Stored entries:
---+---

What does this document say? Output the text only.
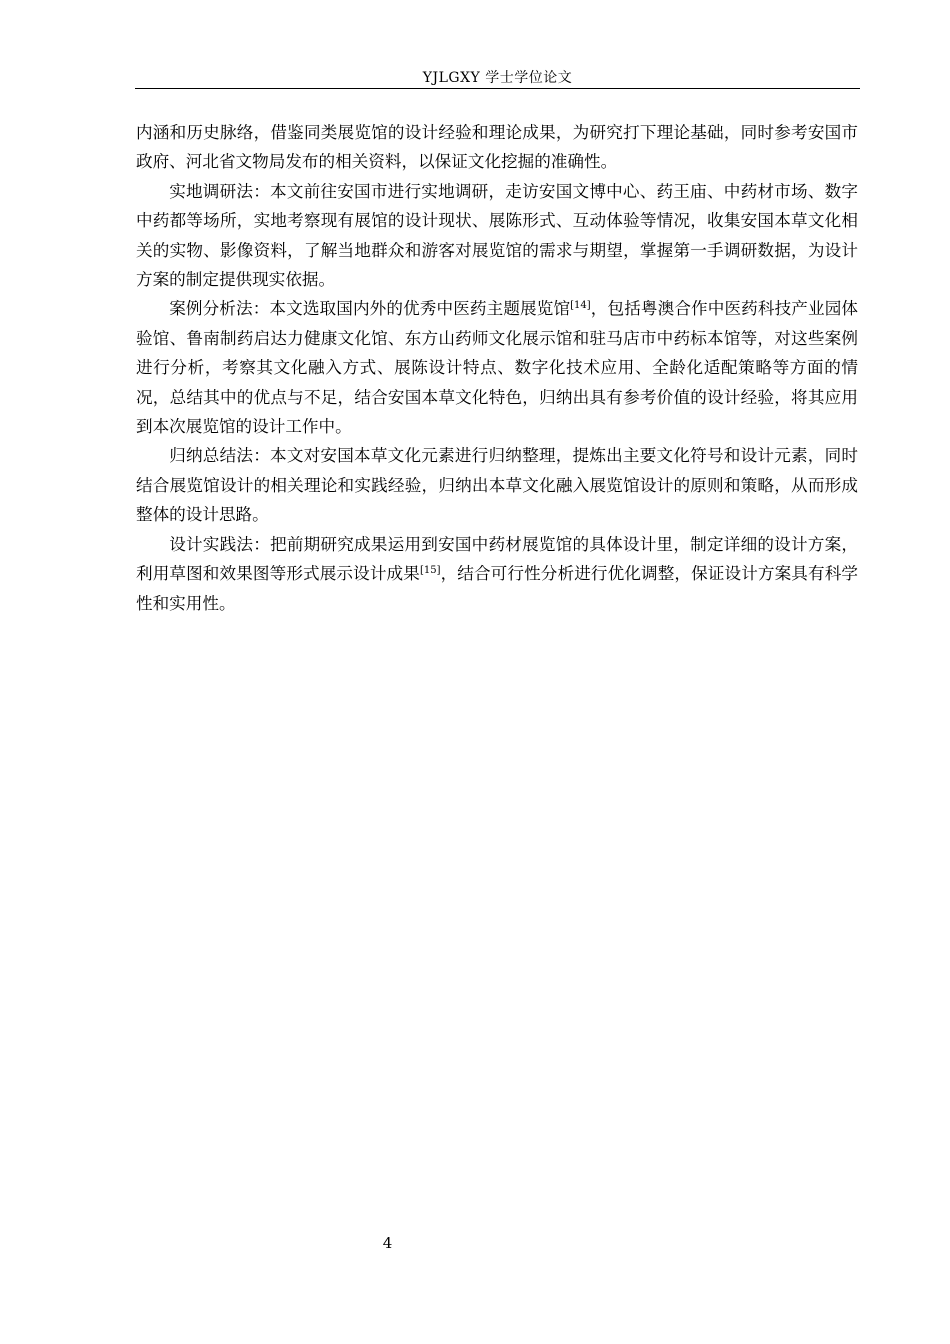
YJLGXY 学士学位论文

内涵和历史脉络，借鉴同类展览馆的设计经验和理论成果，为研究打下理论基础，同时参考安国市政府、河北省文物局发布的相关资料，以保证文化挖掘的准确性。

实地调研法：本文前往安国市进行实地调研，走访安国文博中心、药王庙、中药材市场、数字中药都等场所，实地考察现有展馆的设计现状、展陈形式、互动体验等情况，收集安国本草文化相关的实物、影像资料，了解当地群众和游客对展览馆的需求与期望，掌握第一手调研数据，为设计方案的制定提供现实依据。

案例分析法：本文选取国内外的优秀中医药主题展览馆[14]，包括粤澳合作中医药科技产业园体验馆、鲁南制药启达力健康文化馆、东方山药师文化展示馆和驻马店市中药标本馆等，对这些案例进行分析，考察其文化融入方式、展陈设计特点、数字化技术应用、全龄化适配策略等方面的情况，总结其中的优点与不足，结合安国本草文化特色，归纳出具有参考价值的设计经验，将其应用到本次展览馆的设计工作中。

归纳总结法：本文对安国本草文化元素进行归纳整理，提炼出主要文化符号和设计元素，同时结合展览馆设计的相关理论和实践经验，归纳出本草文化融入展览馆设计的原则和策略，从而形成整体的设计思路。

设计实践法：把前期研究成果运用到安国中药材展览馆的具体设计里，制定详细的设计方案，利用草图和效果图等形式展示设计成果[15]，结合可行性分析进行优化调整，保证设计方案具有科学性和实用性。

4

---+---

Exercise: Give the data again exactly as written, with all pictures left out.

Task output:
What does this document say? Output the text only.
YJLGXY 学士学位论文

内涵和历史脉络，借鉴同类展览馆的设计经验和理论成果，为研究打下理论基础，同时参考安国市政府、河北省文物局发布的相关资料，以保证文化挖掘的准确性。

实地调研法：本文前往安国市进行实地调研，走访安国文博中心、药王庙、中药材市场、数字中药都等场所，实地考察现有展馆的设计现状、展陈形式、互动体验等情况，收集安国本草文化相关的实物、影像资料，了解当地群众和游客对展览馆的需求与期望，掌握第一手调研数据，为设计方案的制定提供现实依据。

案例分析法：本文选取国内外的优秀中医药主题展览馆[14]，包括粤澳合作中医药科技产业园体验馆、鲁南制药启达力健康文化馆、东方山药师文化展示馆和驻马店市中药标本馆等，对这些案例进行分析，考察其文化融入方式、展陈设计特点、数字化技术应用、全龄化适配策略等方面的情况，总结其中的优点与不足，结合安国本草文化特色，归纳出具有参考价值的设计经验，将其应用到本次展览馆的设计工作中。

归纳总结法：本文对安国本草文化元素进行归纳整理，提炼出主要文化符号和设计元素，同时结合展览馆设计的相关理论和实践经验，归纳出本草文化融入展览馆设计的原则和策略，从而形成整体的设计思路。

设计实践法：把前期研究成果运用到安国中药材展览馆的具体设计里，制定详细的设计方案，利用草图和效果图等形式展示设计成果[15]，结合可行性分析进行优化调整，保证设计方案具有科学性和实用性。

4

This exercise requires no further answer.